• Given information:
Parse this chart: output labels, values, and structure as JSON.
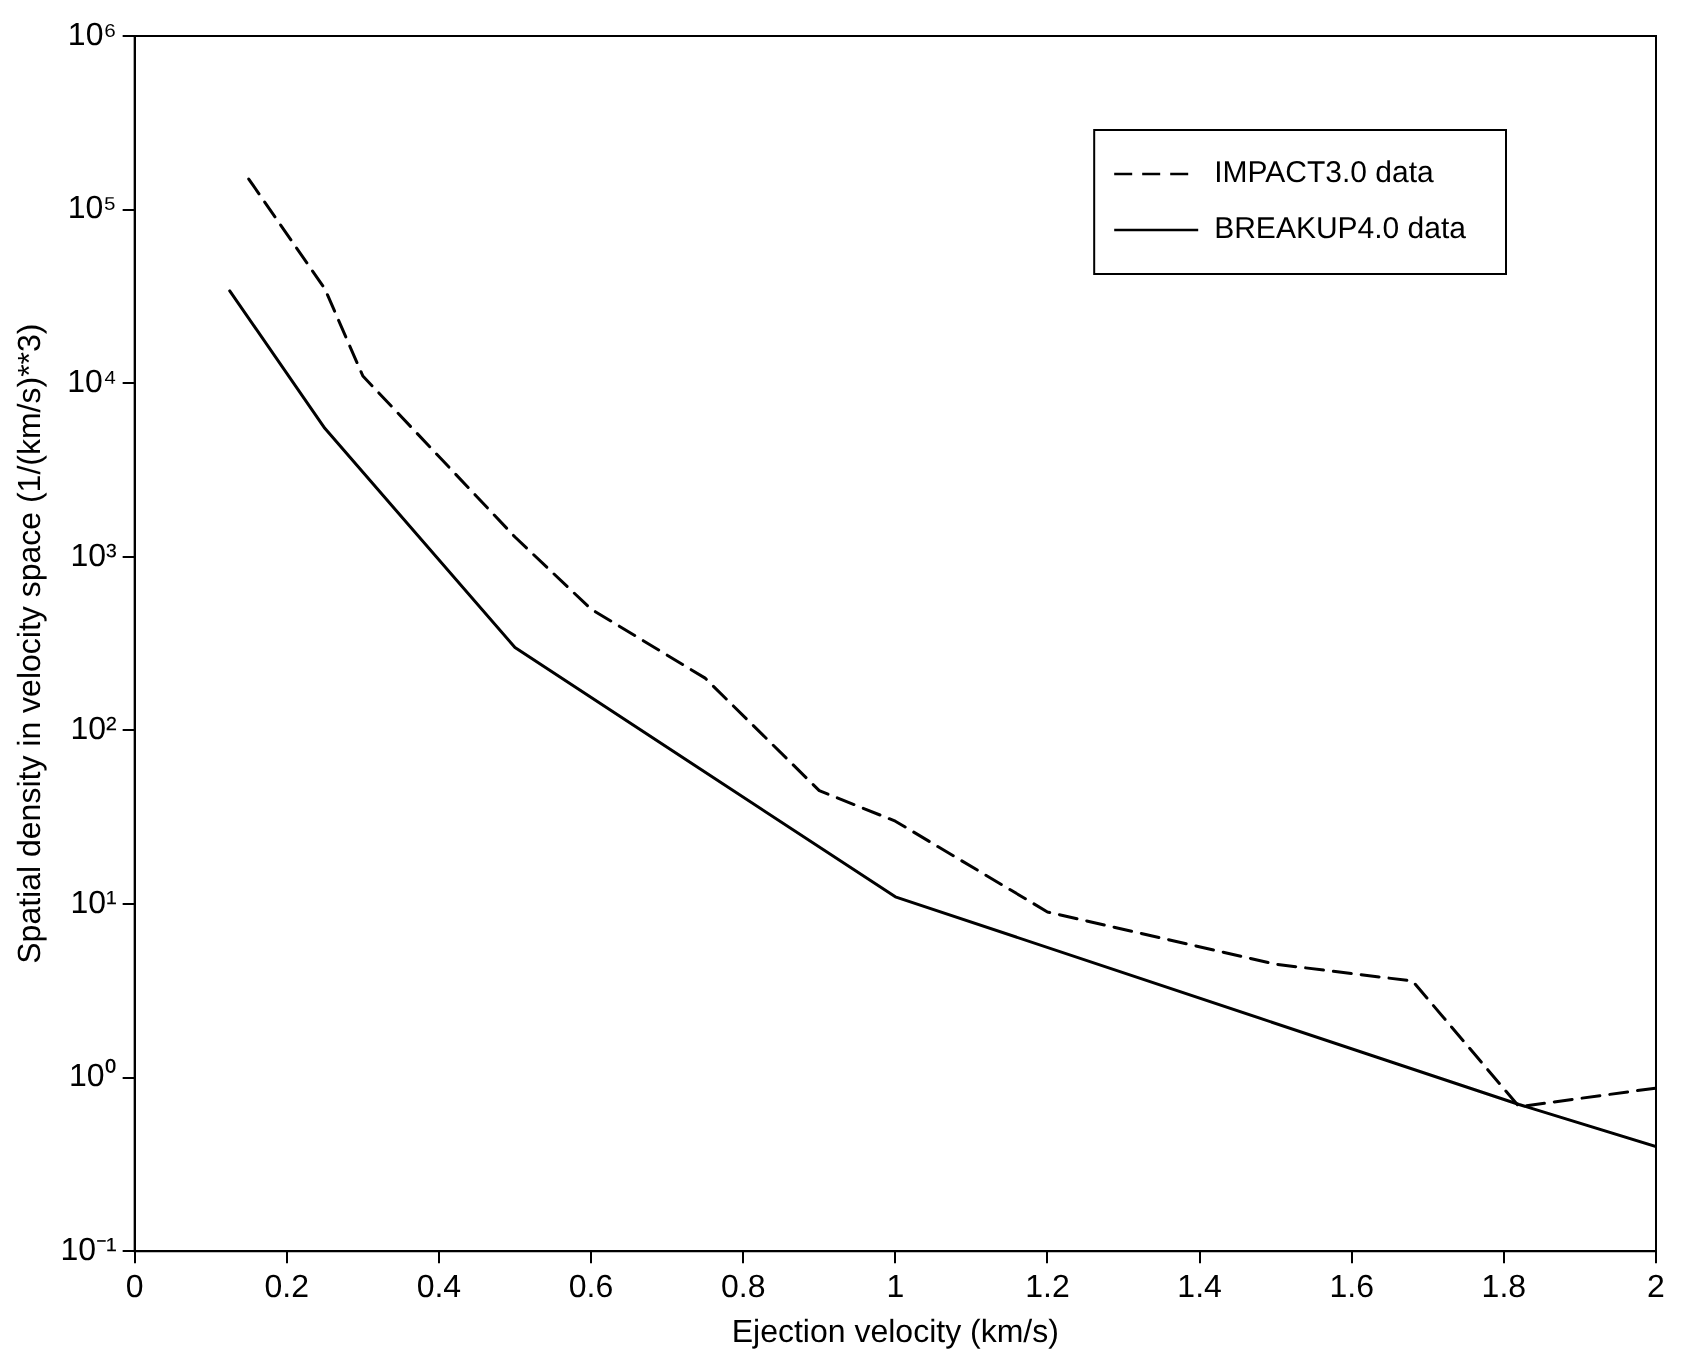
{
  "chart_data": {
    "type": "line",
    "xlabel": "Ejection velocity (km/s)",
    "ylabel": "Spatial density in velocity space (1/(km/s)**3)",
    "series": [
      {
        "name": "IMPACT3.0 data",
        "color": "#000000",
        "line_style": "dashed",
        "x": [
          0.15,
          0.25,
          0.3,
          0.5,
          0.6,
          0.75,
          0.9,
          1.0,
          1.2,
          1.5,
          1.68,
          1.82,
          2.0
        ],
        "values": [
          150000,
          35000,
          11000,
          1300,
          500,
          200,
          45,
          30,
          9,
          4.5,
          3.6,
          0.68,
          0.87
        ]
      },
      {
        "name": "BREAKUP4.0 data",
        "color": "#000000",
        "line_style": "solid",
        "x": [
          0.125,
          0.25,
          0.5,
          1.0,
          1.82,
          2.0
        ],
        "values": [
          34000,
          5500,
          300,
          11,
          0.7,
          0.4
        ]
      }
    ],
    "log": "y",
    "xlim": [
      0,
      2
    ],
    "xticks": [
      0,
      0.2,
      0.4,
      0.6,
      0.8,
      1,
      1.2,
      1.4,
      1.6,
      1.8,
      2
    ],
    "ylim": [
      0.1,
      1000000
    ],
    "yticks": [
      {
        "value": 0.1,
        "label": "10⁻¹"
      },
      {
        "value": 1,
        "label": "10⁰"
      },
      {
        "value": 10,
        "label": "10¹"
      },
      {
        "value": 100,
        "label": "10²"
      },
      {
        "value": 1000,
        "label": "10³"
      },
      {
        "value": 10000,
        "label": "10⁴"
      },
      {
        "value": 100000,
        "label": "10⁵"
      },
      {
        "value": 1000000,
        "label": "10⁶"
      }
    ],
    "grid": false,
    "legend": "top right",
    "marker": "none"
  }
}
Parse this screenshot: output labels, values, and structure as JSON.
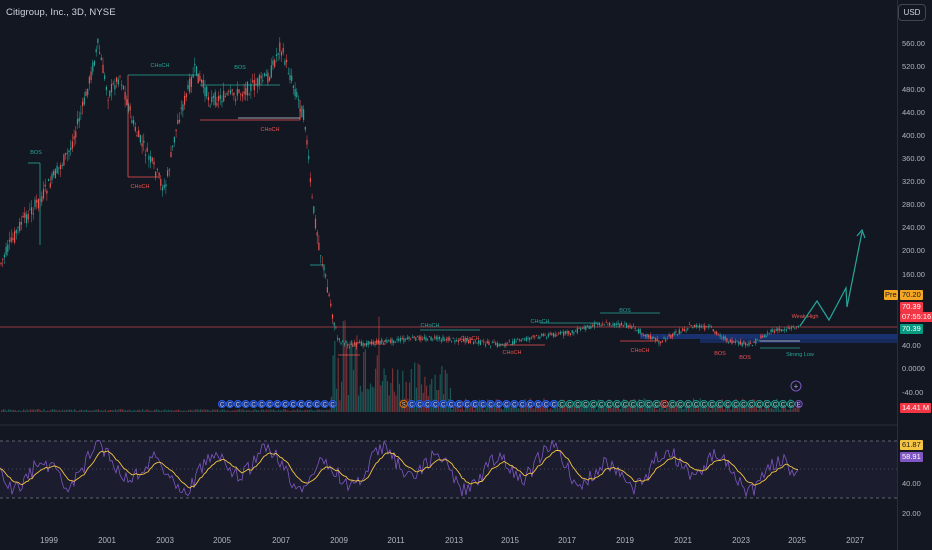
{
  "header": {
    "title": "Citigroup, Inc., 3D, NYSE",
    "currency": "USD"
  },
  "price_axis": {
    "ticks": [
      "560.00",
      "520.00",
      "480.00",
      "440.00",
      "400.00",
      "360.00",
      "320.00",
      "280.00",
      "240.00",
      "200.00",
      "160.00",
      "40.00",
      "0.0000",
      "-40.00"
    ],
    "pre_label": "Pre",
    "pre_value": "70.20",
    "last_price": "70.39",
    "countdown": "07:55:16",
    "ref_price": "70.39",
    "volume_value": "14.41 M"
  },
  "rsi_axis": {
    "ticks": [
      "40.00",
      "20.00"
    ],
    "rsi_value": "61.87",
    "rsi_ma_value": "58.91"
  },
  "time_axis": {
    "labels": [
      "1999",
      "2001",
      "2003",
      "2005",
      "2007",
      "2009",
      "2011",
      "2013",
      "2015",
      "2017",
      "2019",
      "2021",
      "2023",
      "2025",
      "2027"
    ]
  },
  "annotations": {
    "bos": "BOS",
    "choch": "CHoCH",
    "strong_low": "Strong Low",
    "weak_high": "Weak High",
    "event_c": "C",
    "event_s": "S",
    "event_e": "E"
  },
  "colors": {
    "background": "#131722",
    "bull": "#26a69a",
    "bear": "#ef5350",
    "rsi": "#7e57c2",
    "rsi_ma": "#f5c542",
    "price_tag": "#f23645",
    "ref_tag": "#089981",
    "pre_tag": "#f5a623"
  }
}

• What needs to be done: Exactly repeat every line from the line that includes "Parse this screenshot: output" to the end of the listing, and nothing else, leaving pictures out.

• Response:
Parse this screenshot: output labels, values, and structure as JSON.
{
  "header": {
    "title": "Citigroup, Inc., 3D, NYSE",
    "currency": "USD"
  },
  "price_axis": {
    "ticks": [
      "560.00",
      "520.00",
      "480.00",
      "440.00",
      "400.00",
      "360.00",
      "320.00",
      "280.00",
      "240.00",
      "200.00",
      "160.00",
      "40.00",
      "0.0000",
      "-40.00"
    ],
    "pre_label": "Pre",
    "pre_value": "70.20",
    "last_price": "70.39",
    "countdown": "07:55:16",
    "ref_price": "70.39",
    "volume_value": "14.41 M"
  },
  "rsi_axis": {
    "ticks": [
      "40.00",
      "20.00"
    ],
    "rsi_value": "61.87",
    "rsi_ma_value": "58.91"
  },
  "time_axis": {
    "labels": [
      "1999",
      "2001",
      "2003",
      "2005",
      "2007",
      "2009",
      "2011",
      "2013",
      "2015",
      "2017",
      "2019",
      "2021",
      "2023",
      "2025",
      "2027"
    ]
  },
  "annotations": {
    "bos": "BOS",
    "choch": "CHoCH",
    "strong_low": "Strong Low",
    "weak_high": "Weak High",
    "event_c": "C",
    "event_s": "S",
    "event_e": "E"
  },
  "colors": {
    "background": "#131722",
    "bull": "#26a69a",
    "bear": "#ef5350",
    "rsi": "#7e57c2",
    "rsi_ma": "#f5c542",
    "price_tag": "#f23645",
    "ref_tag": "#089981",
    "pre_tag": "#f5a623"
  }
}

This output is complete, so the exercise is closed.